>> begin

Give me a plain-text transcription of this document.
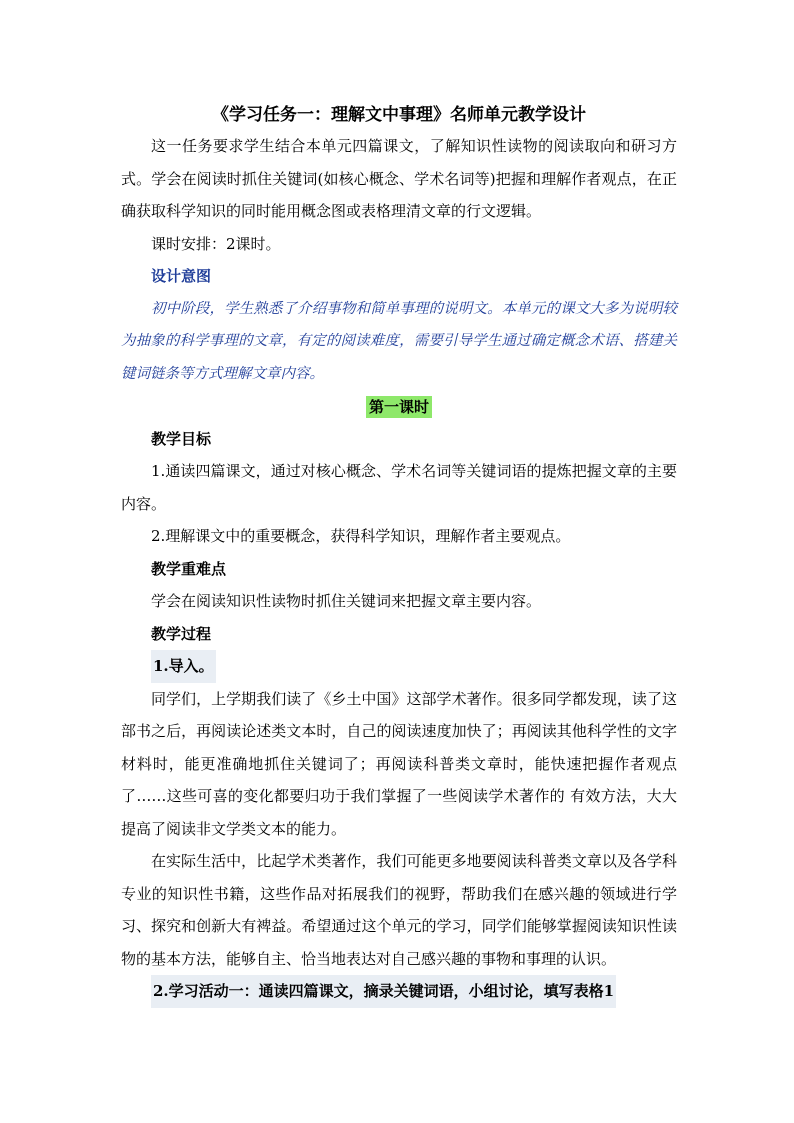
《学习任务一：理解文中事理》名师单元教学设计

这一任务要求学生结合本单元四篇课文，了解知识性读物的阅读取向和研习方式。学会在阅读时抓住关键词(如核心概念、学术名词等)把握和理解作者观点，在正确获取科学知识的同时能用概念图或表格理清文章的行文逻辑。

课时安排：2课时。

设计意图

初中阶段，学生熟悉了介绍事物和简单事理的说明文。本单元的课文大多为说明较为抽象的科学事理的文章，有定的阅读难度，需要引导学生通过确定概念术语、搭建关键词链条等方式理解文章内容。

第一课时

教学目标

1.通读四篇课文，通过对核心概念、学术名词等关键词语的提炼把握文章的主要内容。

2.理解课文中的重要概念，获得科学知识，理解作者主要观点。

教学重难点

学会在阅读知识性读物时抓住关键词来把握文章主要内容。

教学过程

1.导入。

同学们，上学期我们读了《乡土中国》这部学术著作。很多同学都发现，读了这部书之后，再阅读论述类文本时，自己的阅读速度加快了；再阅读其他科学性的文字材料时，能更准确地抓住关键词了；再阅读科普类文章时，能快速把握作者观点了……这些可喜的变化都要归功于我们掌握了一些阅读学术著作的 有效方法，大大提高了阅读非文学类文本的能力。

在实际生活中，比起学术类著作，我们可能更多地要阅读科普类文章以及各学科专业的知识性书籍，这些作品对拓展我们的视野，帮助我们在感兴趣的领域进行学习、探究和创新大有裨益。希望通过这个单元的学习，同学们能够掌握阅读知识性读物的基本方法，能够自主、恰当地表达对自己感兴趣的事物和事理的认识。

2.学习活动一：通读四篇课文，摘录关键词语，小组讨论，填写表格1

>> end

• _DIRECTION_: Tally how many lines of the records hold the word "通读四篇课文". Answer with the number only.

• _FINAL RESULT_: 2